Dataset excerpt
# # # # #

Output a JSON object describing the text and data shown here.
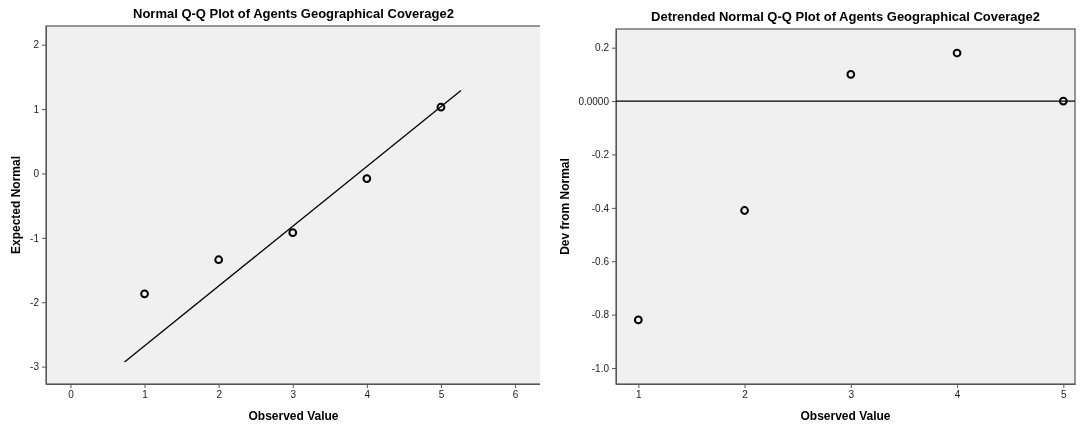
{
  "chart_data": [
    {
      "type": "scatter",
      "title": "Normal Q-Q Plot of Agents Geographical Coverage2",
      "xlabel": "Observed Value",
      "ylabel": "Expected Normal",
      "grid": false,
      "xlim": [
        -0.33,
        6.35
      ],
      "xticks": [
        0,
        1,
        2,
        3,
        4,
        5,
        6
      ],
      "ylim": [
        -3.27,
        2.29
      ],
      "yticks": [
        -3,
        -2,
        -1,
        0,
        1,
        2
      ],
      "series": [
        {
          "color": "#000000",
          "marker": "circle",
          "x": [
            1,
            2,
            3,
            4,
            5
          ],
          "values": [
            -1.87,
            -1.34,
            -0.92,
            -0.08,
            1.03
          ]
        },
        {
          "type": "line",
          "color": "#000000",
          "x": [
            0.73,
            5.27
          ],
          "values": [
            -2.93,
            1.29
          ]
        }
      ]
    },
    {
      "type": "scatter",
      "title": "Detrended Normal Q-Q Plot of Agents Geographical Coverage2",
      "xlabel": "Observed Value",
      "ylabel": "Dev from Normal",
      "marker": "circle",
      "grid": false,
      "xlim": [
        0.79,
        5.11
      ],
      "xticks": [
        1,
        2,
        3,
        4,
        5
      ],
      "ylim": [
        -1.06,
        0.27
      ],
      "yticks": [
        {
          "value": -1.0,
          "label": "-1.0"
        },
        {
          "value": -0.8,
          "label": "-0.8"
        },
        {
          "value": -0.6,
          "label": "-0.6"
        },
        {
          "value": -0.4,
          "label": "-0.4"
        },
        {
          "value": -0.2,
          "label": "-0.2"
        },
        {
          "value": 0,
          "label": "0.0000"
        },
        0.2
      ],
      "ref_lines": [
        {
          "axis": "y",
          "value": 0,
          "color": "#000000"
        }
      ],
      "series": [
        {
          "color": "#000000",
          "x": [
            1,
            2,
            3,
            4,
            5
          ],
          "values": [
            -0.82,
            -0.41,
            0.1,
            0.18,
            0
          ]
        }
      ]
    }
  ]
}
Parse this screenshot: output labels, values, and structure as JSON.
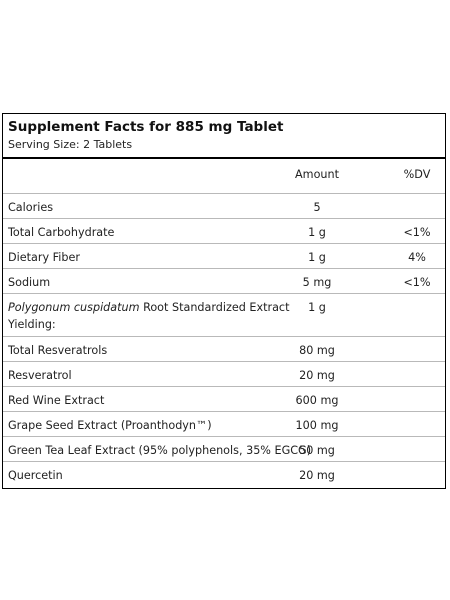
{
  "title": "Supplement Facts for 885 mg Tablet",
  "serving_size": "Serving Size: 2 Tablets",
  "columns": {
    "amount": "Amount",
    "dv": "%DV"
  },
  "rows": [
    {
      "name": "Calories",
      "amount": "5",
      "dv": ""
    },
    {
      "name": "Total Carbohydrate",
      "amount": "1 g",
      "dv": "<1%"
    },
    {
      "name": "Dietary Fiber",
      "amount": "1 g",
      "dv": "4%"
    },
    {
      "name": "Sodium",
      "amount": "5 mg",
      "dv": "<1%"
    },
    {
      "name_italic": "Polygonum cuspidatum",
      "name_rest": " Root Standardized Extract Yielding:",
      "amount": "1 g",
      "dv": ""
    },
    {
      "name": "Total Resveratrols",
      "amount": "80 mg",
      "dv": ""
    },
    {
      "name": "Resveratrol",
      "amount": "20 mg",
      "dv": ""
    },
    {
      "name": "Red Wine Extract",
      "amount": "600 mg",
      "dv": ""
    },
    {
      "name": "Grape Seed Extract (Proanthodyn™)",
      "amount": "100 mg",
      "dv": ""
    },
    {
      "name": "Green Tea Leaf Extract (95% polyphenols, 35% EGCG)",
      "amount": "50 mg",
      "dv": ""
    },
    {
      "name": "Quercetin",
      "amount": "20 mg",
      "dv": ""
    }
  ]
}
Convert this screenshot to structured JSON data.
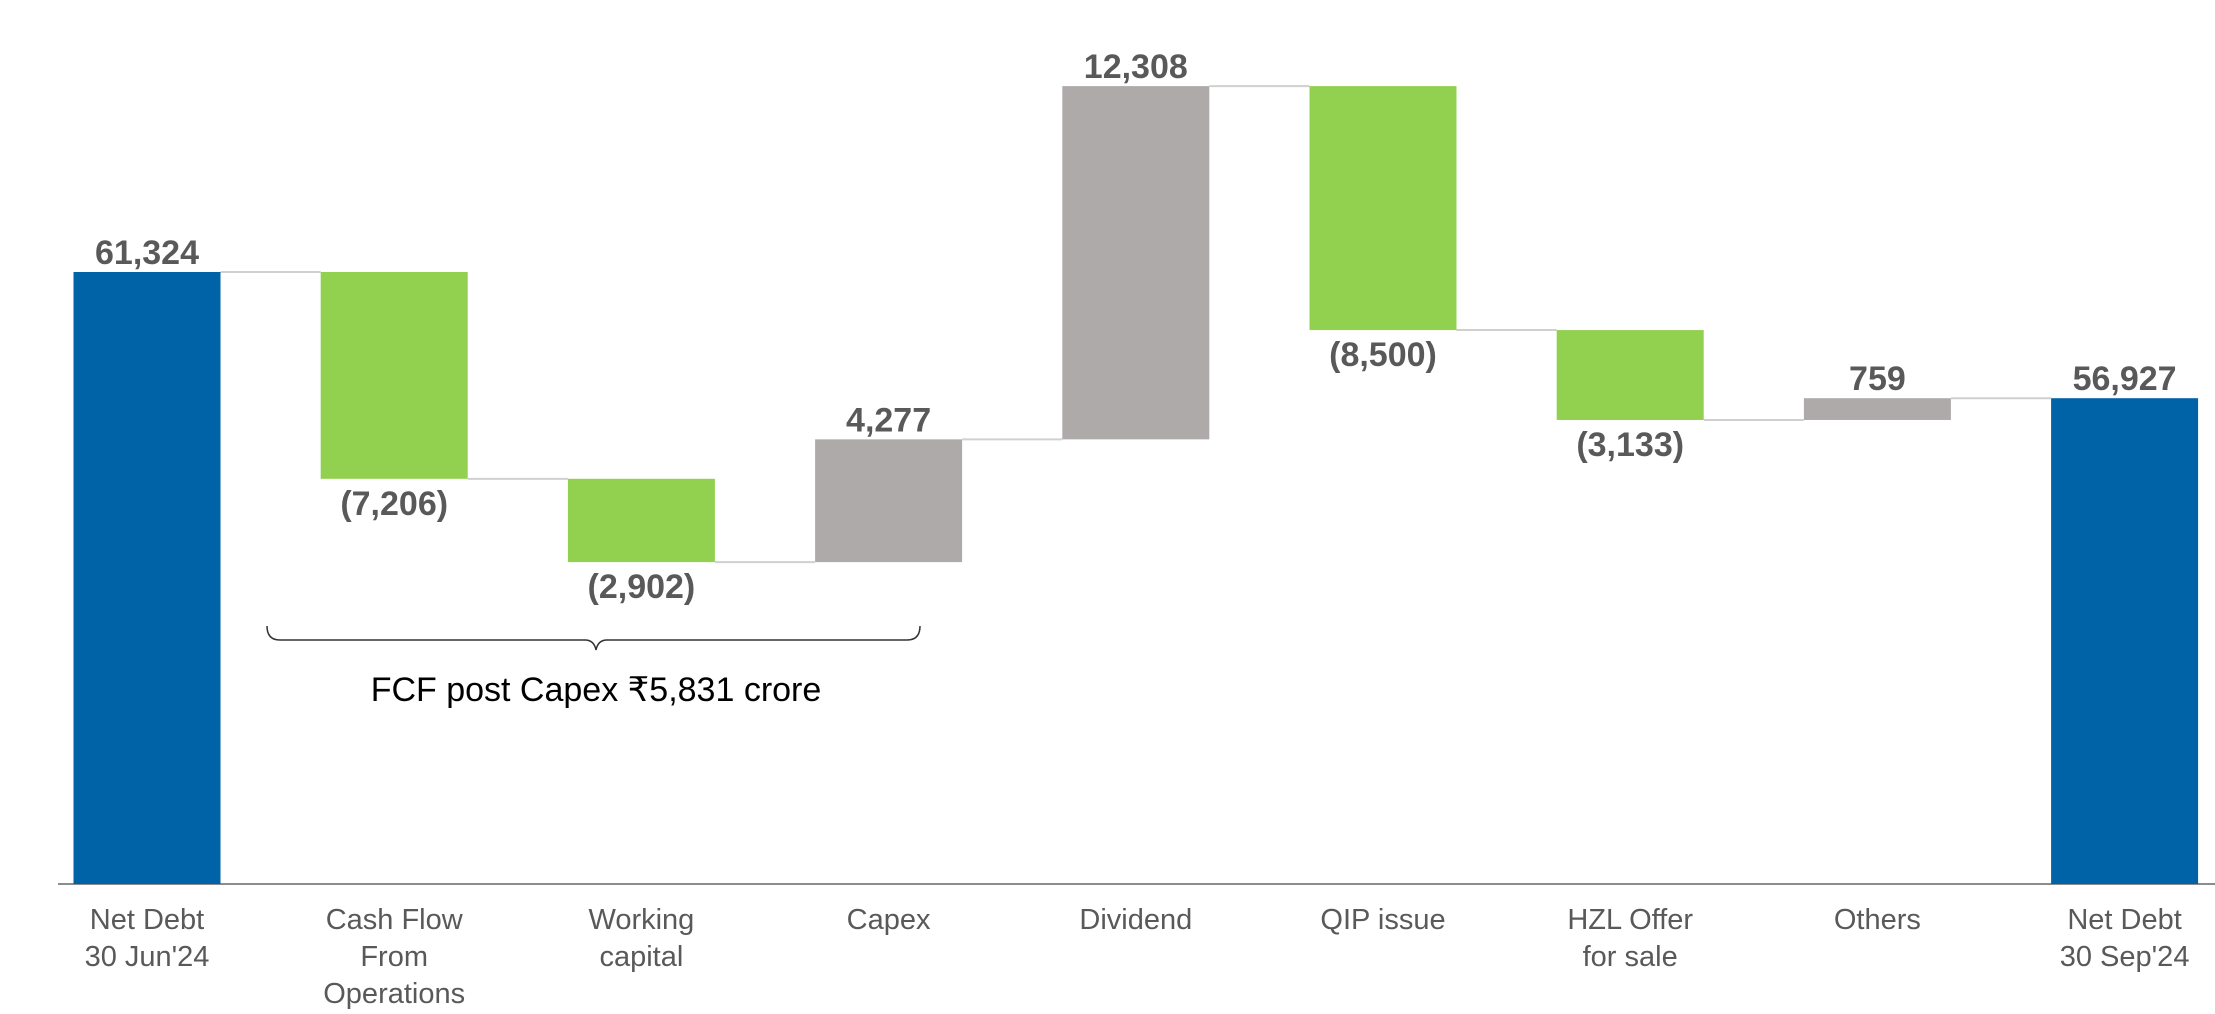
{
  "chart_data": {
    "type": "waterfall",
    "categories": [
      "Net Debt\n30 Jun'24",
      "Cash Flow\nFrom\nOperations",
      "Working\ncapital",
      "Capex",
      "Dividend",
      "QIP issue",
      "HZL Offer\nfor sale",
      "Others",
      "Net Debt\n30 Sep'24"
    ],
    "values": [
      61324,
      -7206,
      -2902,
      4277,
      12308,
      -8500,
      -3133,
      759,
      56927
    ],
    "value_labels": [
      "61,324",
      "(7,206)",
      "(2,902)",
      "4,277",
      "12,308",
      "(8,500)",
      "(3,133)",
      "759",
      "56,927"
    ],
    "measure": [
      "absolute",
      "relative",
      "relative",
      "relative",
      "relative",
      "relative",
      "relative",
      "relative",
      "absolute"
    ],
    "colors": [
      "#0063a8",
      "#92d050",
      "#92d050",
      "#aeaaaa",
      "#aeaaaa",
      "#92d050",
      "#92d050",
      "#aeaaaa",
      "#0063a8"
    ],
    "ylim": [
      40000,
      70000
    ],
    "annotation": "FCF post Capex  ₹5,831 crore"
  }
}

# # # # #

PROBLEM DESCRIPTION | Without including any picture, retype the entries exactly.

EXERCISE RESPONSE |
Output a JSON object describing the text and data shown here.
{
  "chart_data": [
    {
      "type": "scatter",
      "title": "Normal Q-Q Plot of Agents Geographical Coverage2",
      "xlabel": "Observed Value",
      "ylabel": "Expected Normal",
      "grid": false,
      "xlim": [
        -0.33,
        6.35
      ],
      "xticks": [
        0,
        1,
        2,
        3,
        4,
        5,
        6
      ],
      "ylim": [
        -3.27,
        2.29
      ],
      "yticks": [
        -3,
        -2,
        -1,
        0,
        1,
        2
      ],
      "series": [
        {
          "color": "#000000",
          "marker": "circle",
          "x": [
            1,
            2,
            3,
            4,
            5
          ],
          "values": [
            -1.87,
            -1.34,
            -0.92,
            -0.08,
            1.03
          ]
        },
        {
          "type": "line",
          "color": "#000000",
          "x": [
            0.73,
            5.27
          ],
          "values": [
            -2.93,
            1.29
          ]
        }
      ]
    },
    {
      "type": "scatter",
      "title": "Detrended Normal Q-Q Plot of Agents Geographical Coverage2",
      "xlabel": "Observed Value",
      "ylabel": "Dev from Normal",
      "marker": "circle",
      "grid": false,
      "xlim": [
        0.79,
        5.11
      ],
      "xticks": [
        1,
        2,
        3,
        4,
        5
      ],
      "ylim": [
        -1.06,
        0.27
      ],
      "yticks": [
        {
          "value": -1.0,
          "label": "-1.0"
        },
        {
          "value": -0.8,
          "label": "-0.8"
        },
        {
          "value": -0.6,
          "label": "-0.6"
        },
        {
          "value": -0.4,
          "label": "-0.4"
        },
        {
          "value": -0.2,
          "label": "-0.2"
        },
        {
          "value": 0,
          "label": "0.0000"
        },
        0.2
      ],
      "ref_lines": [
        {
          "axis": "y",
          "value": 0,
          "color": "#000000"
        }
      ],
      "series": [
        {
          "color": "#000000",
          "x": [
            1,
            2,
            3,
            4,
            5
          ],
          "values": [
            -0.82,
            -0.41,
            0.1,
            0.18,
            0
          ]
        }
      ]
    }
  ]
}
Parse this screenshot: output labels, values, and structure as JSON.
{
  "title": "Supplement Facts for 885 mg Tablet",
  "serving_size": "Serving Size: 2 Tablets",
  "columns": {
    "amount": "Amount",
    "dv": "%DV"
  },
  "rows": [
    {
      "name": "Calories",
      "amount": "5",
      "dv": ""
    },
    {
      "name": "Total Carbohydrate",
      "amount": "1 g",
      "dv": "<1%"
    },
    {
      "name": "Dietary Fiber",
      "amount": "1 g",
      "dv": "4%"
    },
    {
      "name": "Sodium",
      "amount": "5 mg",
      "dv": "<1%"
    },
    {
      "name_italic": "Polygonum cuspidatum",
      "name_rest": " Root Standardized Extract Yielding:",
      "amount": "1 g",
      "dv": ""
    },
    {
      "name": "Total Resveratrols",
      "amount": "80 mg",
      "dv": ""
    },
    {
      "name": "Resveratrol",
      "amount": "20 mg",
      "dv": ""
    },
    {
      "name": "Red Wine Extract",
      "amount": "600 mg",
      "dv": ""
    },
    {
      "name": "Grape Seed Extract (Proanthodyn™)",
      "amount": "100 mg",
      "dv": ""
    },
    {
      "name": "Green Tea Leaf Extract (95% polyphenols, 35% EGCG)",
      "amount": "50 mg",
      "dv": ""
    },
    {
      "name": "Quercetin",
      "amount": "20 mg",
      "dv": ""
    }
  ]
}
Convert this screenshot to structured JSON data.
{
  "chart_data": {
    "type": "waterfall",
    "categories": [
      "Net Debt\n30 Jun'24",
      "Cash Flow\nFrom\nOperations",
      "Working\ncapital",
      "Capex",
      "Dividend",
      "QIP issue",
      "HZL Offer\nfor sale",
      "Others",
      "Net Debt\n30 Sep'24"
    ],
    "values": [
      61324,
      -7206,
      -2902,
      4277,
      12308,
      -8500,
      -3133,
      759,
      56927
    ],
    "value_labels": [
      "61,324",
      "(7,206)",
      "(2,902)",
      "4,277",
      "12,308",
      "(8,500)",
      "(3,133)",
      "759",
      "56,927"
    ],
    "measure": [
      "absolute",
      "relative",
      "relative",
      "relative",
      "relative",
      "relative",
      "relative",
      "relative",
      "absolute"
    ],
    "colors": [
      "#0063a8",
      "#92d050",
      "#92d050",
      "#aeaaaa",
      "#aeaaaa",
      "#92d050",
      "#92d050",
      "#aeaaaa",
      "#0063a8"
    ],
    "ylim": [
      40000,
      70000
    ],
    "annotation": "FCF post Capex  ₹5,831 crore"
  }
}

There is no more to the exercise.